* **Extrait du texte**

──────

De façon générale, nous devrions miser davantage sur les négociations multilatérales, ce qui me ramène à votre deuxième question. On assiste à une prolifération des accords régionaux. Le magazine The Economist présentait récemment un éditorial intitulé «Too Many Cooks». Chaque accord régional y était représenté par un cuisinier. D'après cet éditorialiste, il est impossible de parvenir à la moindre cohérence juridique lorsqu'il existe un accord continental pour l'Amérique du Nord et un accord régional pour l'Asie-Pacifique, avec des règles et des normes qui se chevauchent. On aboutit au chaos, avec certaines règles qui sont analogues à celles de l'OMC, et des règles de l'ALENA qui sont analogues aux règles d'autres accords régionaux.

Comment assurer une certaine cohérence? Pour moi, la solution consiste à amorcer un processus d'harmonisation des accords et de les intégrer à la structure véritablement multilatérale de l'OMC.

Quel que soit le contexte, même dans un contexte régional, où l'on trouve un ensemble de règles qui font référence à l'Accord de l'OMC ou à l'Accord du GATT de 1947 - c'est l'accord d'origine, mais il est repris en grande partie par l'OMC - on devrait pouvoir renvoyer les parties devant un groupe spécial de l'OMC. De cette façon, on éviterait le genre de situation où un groupe spécial de l'ALENA et un autre groupe spécial prévu, par exemple, dans l'accord entre l'Australie et la Nouvelle-Zélande sont appelés à interpréter des règles semblables mais parviennent à des résultats différents. Comment parvenir à la clarté et à la certitude auxquelles s'attendent les entreprises?

La troisième question consiste à savoir pourquoi les différends sont toujours soumis aux groupes spéciaux de l'ALENA. La réponse tient au fait que l'Accord de l'OMC est relativement nouveau. Je ne suis pas certain que les industries en question ou que le gouvernement canadien ait été suffisamment sensibilisé au fait que les règles de l'OMC nous donnent la possibilité de relever certains de ces défis - et c'est, du reste, le principal argument de l'article que je dois publier prochainement par l'intermédiaire de l'Institut C.D. Howe. J'y explique en détail ce que j'ai résumé sur ce tableau, à savoir qu'on pourrait résoudre une bonne partie de ces différends grâce à la procédure de l'OMC.

──────

* **Données fournies**

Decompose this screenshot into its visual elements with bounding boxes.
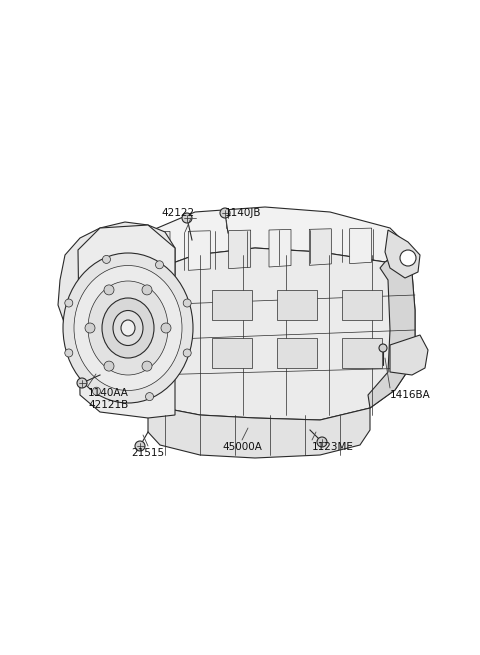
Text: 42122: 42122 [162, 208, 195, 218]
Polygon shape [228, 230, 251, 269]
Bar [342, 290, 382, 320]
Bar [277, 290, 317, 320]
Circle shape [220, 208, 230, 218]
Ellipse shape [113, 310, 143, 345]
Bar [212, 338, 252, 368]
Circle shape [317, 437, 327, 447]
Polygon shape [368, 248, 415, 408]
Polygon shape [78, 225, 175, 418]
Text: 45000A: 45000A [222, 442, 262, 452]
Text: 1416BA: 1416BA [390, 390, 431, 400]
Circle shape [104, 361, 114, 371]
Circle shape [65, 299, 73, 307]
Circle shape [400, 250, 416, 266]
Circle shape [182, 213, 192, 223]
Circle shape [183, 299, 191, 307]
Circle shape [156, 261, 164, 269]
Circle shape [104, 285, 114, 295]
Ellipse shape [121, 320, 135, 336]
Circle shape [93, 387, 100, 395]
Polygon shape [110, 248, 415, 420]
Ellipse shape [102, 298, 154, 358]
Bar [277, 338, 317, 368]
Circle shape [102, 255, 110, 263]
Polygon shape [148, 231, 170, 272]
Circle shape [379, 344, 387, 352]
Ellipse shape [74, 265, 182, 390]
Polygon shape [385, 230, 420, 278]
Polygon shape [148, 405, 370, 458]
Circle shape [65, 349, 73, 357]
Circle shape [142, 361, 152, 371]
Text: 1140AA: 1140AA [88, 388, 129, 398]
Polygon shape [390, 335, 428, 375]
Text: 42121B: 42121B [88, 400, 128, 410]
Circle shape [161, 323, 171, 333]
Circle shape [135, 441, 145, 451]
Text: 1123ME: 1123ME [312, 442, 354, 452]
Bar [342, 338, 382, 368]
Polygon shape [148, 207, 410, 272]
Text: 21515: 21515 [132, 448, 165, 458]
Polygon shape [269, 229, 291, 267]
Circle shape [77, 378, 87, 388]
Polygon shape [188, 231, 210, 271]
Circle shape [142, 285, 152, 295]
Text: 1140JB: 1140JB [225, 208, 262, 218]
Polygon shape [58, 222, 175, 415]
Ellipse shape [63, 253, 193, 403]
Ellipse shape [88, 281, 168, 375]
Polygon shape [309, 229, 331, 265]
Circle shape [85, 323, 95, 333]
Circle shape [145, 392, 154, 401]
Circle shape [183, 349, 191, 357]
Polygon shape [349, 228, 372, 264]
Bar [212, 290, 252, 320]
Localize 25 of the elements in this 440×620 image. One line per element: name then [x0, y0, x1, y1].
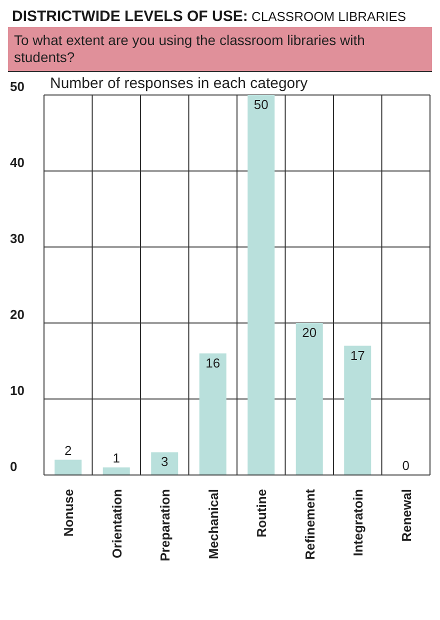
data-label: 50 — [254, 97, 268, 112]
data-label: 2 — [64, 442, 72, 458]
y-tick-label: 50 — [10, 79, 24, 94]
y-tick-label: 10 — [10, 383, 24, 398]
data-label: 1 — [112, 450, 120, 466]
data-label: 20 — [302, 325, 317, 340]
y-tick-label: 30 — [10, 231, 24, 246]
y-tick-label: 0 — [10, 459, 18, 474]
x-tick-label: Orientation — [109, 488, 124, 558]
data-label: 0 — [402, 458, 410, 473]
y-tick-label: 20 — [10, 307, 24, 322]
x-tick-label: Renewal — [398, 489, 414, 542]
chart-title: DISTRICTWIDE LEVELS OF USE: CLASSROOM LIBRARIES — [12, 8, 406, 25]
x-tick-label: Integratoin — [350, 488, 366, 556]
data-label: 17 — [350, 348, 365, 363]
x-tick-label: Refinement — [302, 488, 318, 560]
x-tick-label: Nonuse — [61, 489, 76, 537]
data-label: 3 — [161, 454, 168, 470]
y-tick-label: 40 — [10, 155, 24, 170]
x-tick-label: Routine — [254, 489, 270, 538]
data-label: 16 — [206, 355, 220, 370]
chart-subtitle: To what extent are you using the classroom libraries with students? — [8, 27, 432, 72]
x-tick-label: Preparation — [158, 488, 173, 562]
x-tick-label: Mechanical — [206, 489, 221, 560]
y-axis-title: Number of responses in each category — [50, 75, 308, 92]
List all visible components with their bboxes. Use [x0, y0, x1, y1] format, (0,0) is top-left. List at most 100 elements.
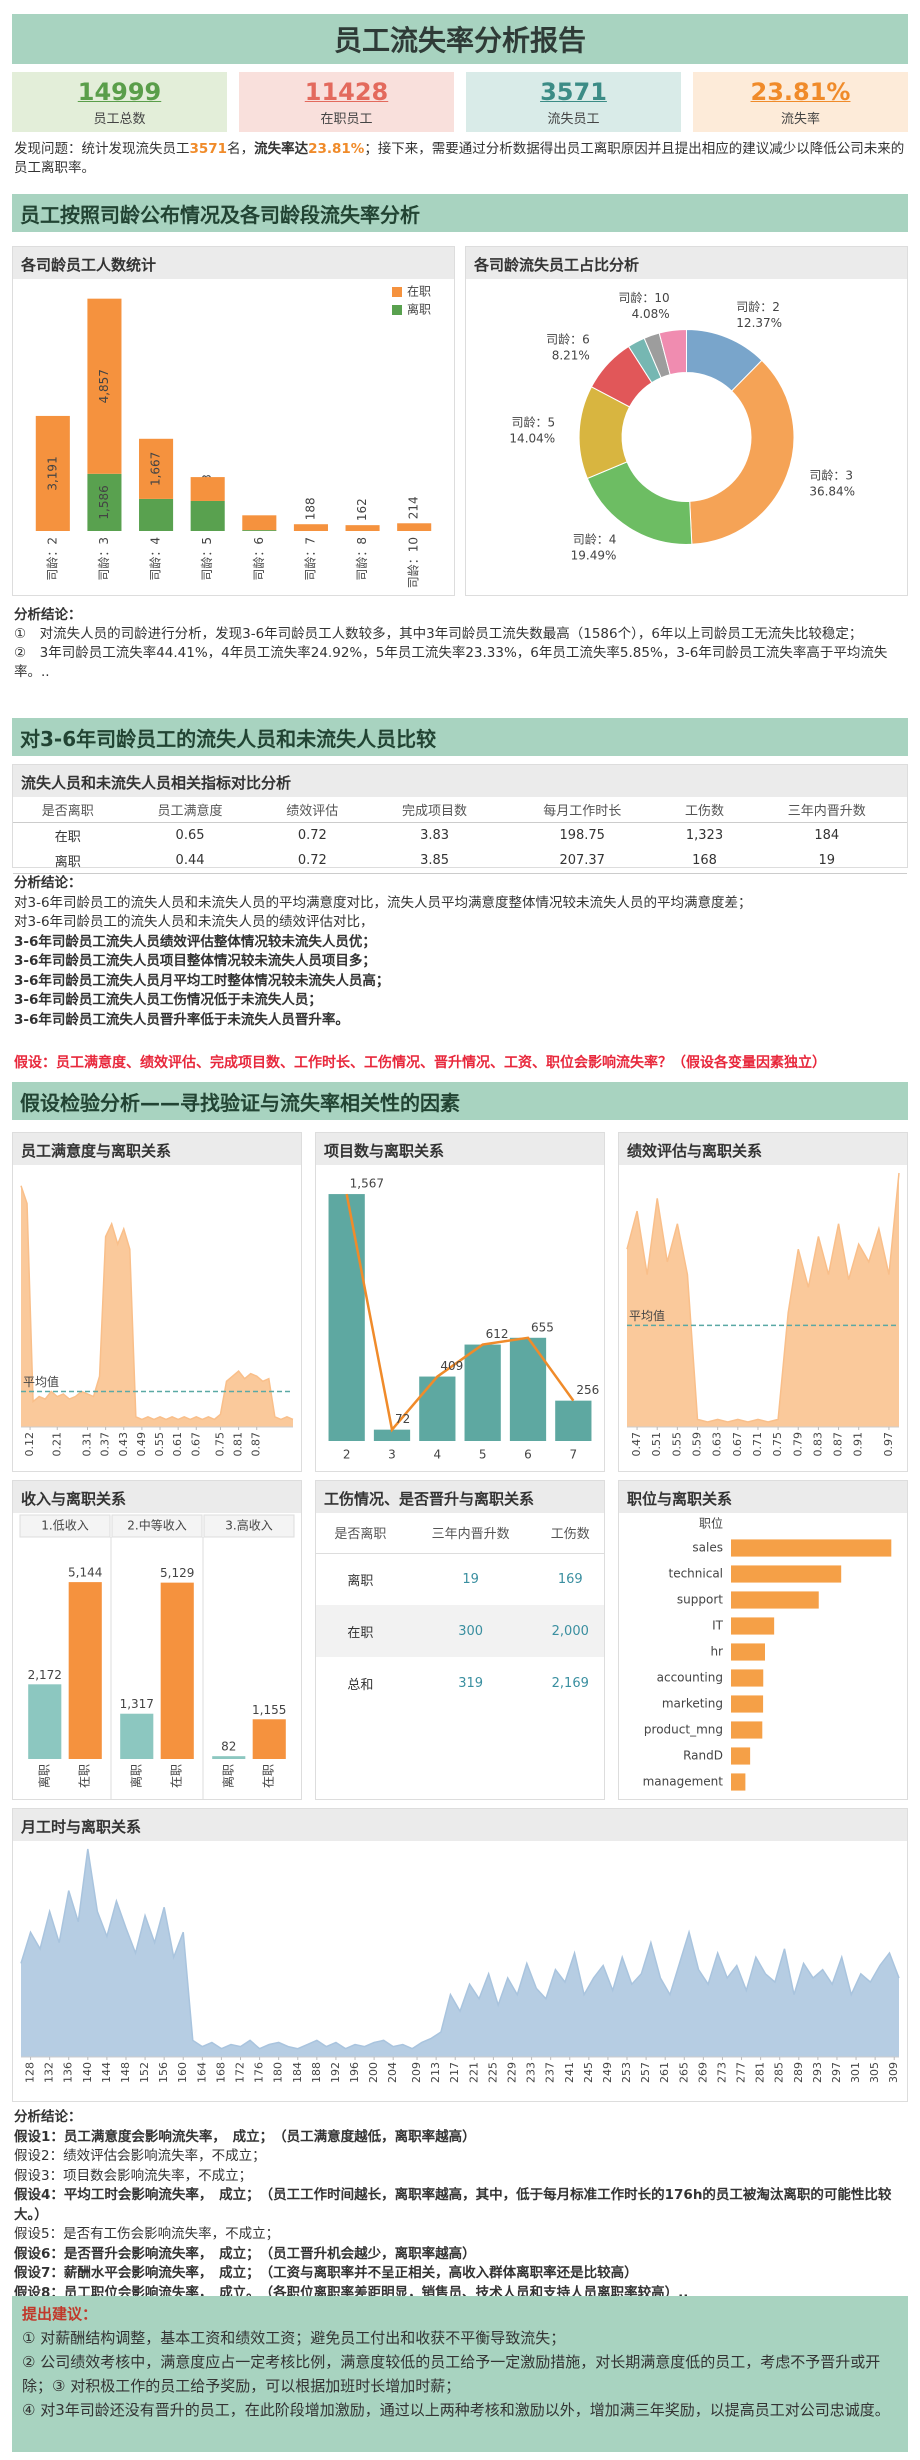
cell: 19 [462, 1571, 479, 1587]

──────

* **Tâches à réaliser**
(a) Dans l'extrait sur les accords commerciaux, quel est le titre de l'éditorial récemment publié par le magazine The Economist ?
(b) Recopiez sans modification les lignes des enregistrements, depuis celle qui contient « Text: 42122: 42122 [162, 208, 195, 218] » jusqu'à celle qui contient « Circle shape [65, 299, 73, 307] ».

* **Résultats des tâches**
(a) L'éditorial s'intitulait « Too Many Cooks ».

(b)
Text: 42122: 42122 [162, 208, 195, 218]
Polygon shape [228, 230, 251, 269]
Bar [342, 290, 382, 320]
Bar [277, 290, 317, 320]
Circle shape [220, 208, 230, 218]
Ellipse shape [113, 310, 143, 345]
Bar [212, 338, 252, 368]
Circle shape [317, 437, 327, 447]
Polygon shape [368, 248, 415, 408]
Polygon shape [78, 225, 175, 418]
Text: 45000A: 45000A [222, 442, 262, 452]
Text: 1416BA: 1416BA [390, 390, 431, 400]
Circle shape [104, 361, 114, 371]
Circle shape [65, 299, 73, 307]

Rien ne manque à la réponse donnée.